→ **Set task**:
All of the records listed below should be retyped exactly.

→ **Material provided**:
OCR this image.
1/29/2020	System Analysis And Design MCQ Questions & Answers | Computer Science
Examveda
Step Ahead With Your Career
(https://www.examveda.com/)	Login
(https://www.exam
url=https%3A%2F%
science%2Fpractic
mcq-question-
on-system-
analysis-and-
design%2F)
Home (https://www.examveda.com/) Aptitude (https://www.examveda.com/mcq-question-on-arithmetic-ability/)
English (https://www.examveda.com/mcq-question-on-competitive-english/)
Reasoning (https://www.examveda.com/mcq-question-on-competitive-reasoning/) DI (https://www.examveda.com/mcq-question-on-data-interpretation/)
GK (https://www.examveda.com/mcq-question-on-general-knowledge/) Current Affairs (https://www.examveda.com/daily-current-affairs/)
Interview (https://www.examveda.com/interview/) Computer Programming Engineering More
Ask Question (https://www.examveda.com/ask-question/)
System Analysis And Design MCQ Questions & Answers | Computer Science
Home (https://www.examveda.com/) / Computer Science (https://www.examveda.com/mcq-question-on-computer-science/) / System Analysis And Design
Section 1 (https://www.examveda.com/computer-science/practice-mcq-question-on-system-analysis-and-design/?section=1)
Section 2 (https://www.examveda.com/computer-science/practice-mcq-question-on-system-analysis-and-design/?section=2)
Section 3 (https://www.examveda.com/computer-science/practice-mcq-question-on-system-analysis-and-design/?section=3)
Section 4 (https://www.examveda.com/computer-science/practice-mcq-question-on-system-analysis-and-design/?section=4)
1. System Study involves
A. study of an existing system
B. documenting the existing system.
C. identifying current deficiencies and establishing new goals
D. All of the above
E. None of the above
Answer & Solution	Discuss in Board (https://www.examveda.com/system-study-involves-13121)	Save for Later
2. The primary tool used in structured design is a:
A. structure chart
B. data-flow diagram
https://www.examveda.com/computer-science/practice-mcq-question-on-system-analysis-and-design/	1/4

→ **Answer to this problem**:
OCR this image.
1/29/2020	System Analysis And Design MCQ Questions & Answers | Computer Science
Examveda
Step Ahead With Your Career
(https://www.examveda.com/)	Login
(https://www.exam
url=https%3A%2F%
science%2Fpractic
mcq-question-
on-system-
analysis-and-
design%2F)
Home (https://www.examveda.com/) Aptitude (https://www.examveda.com/mcq-question-on-arithmetic-ability/)
English (https://www.examveda.com/mcq-question-on-competitive-english/)
Reasoning (https://www.examveda.com/mcq-question-on-competitive-reasoning/) DI (https://www.examveda.com/mcq-question-on-data-interpretation/)
GK (https://www.examveda.com/mcq-question-on-general-knowledge/) Current Affairs (https://www.examveda.com/daily-current-affairs/)
Interview (https://www.examveda.com/interview/) Computer Programming Engineering More
Ask Question (https://www.examveda.com/ask-question/)
System Analysis And Design MCQ Questions & Answers | Computer Science
Home (https://www.examveda.com/) / Computer Science (https://www.examveda.com/mcq-question-on-computer-science/) / System Analysis And Design
Section 1 (https://www.examveda.com/computer-science/practice-mcq-question-on-system-analysis-and-design/?section=1)
Section 2 (https://www.examveda.com/computer-science/practice-mcq-question-on-system-analysis-and-design/?section=2)
Section 3 (https://www.examveda.com/computer-science/practice-mcq-question-on-system-analysis-and-design/?section=3)
Section 4 (https://www.examveda.com/computer-science/practice-mcq-question-on-system-analysis-and-design/?section=4)
1. System Study involves
A. study of an existing system
B. documenting the existing system.
C. identifying current deficiencies and establishing new goals
D. All of the above
E. None of the above
Answer & Solution	Discuss in Board (https://www.examveda.com/system-study-involves-13121)	Save for Later
2. The primary tool used in structured design is a:
A. structure chart
B. data-flow diagram
https://www.examveda.com/computer-science/practice-mcq-question-on-system-analysis-and-design/	1/4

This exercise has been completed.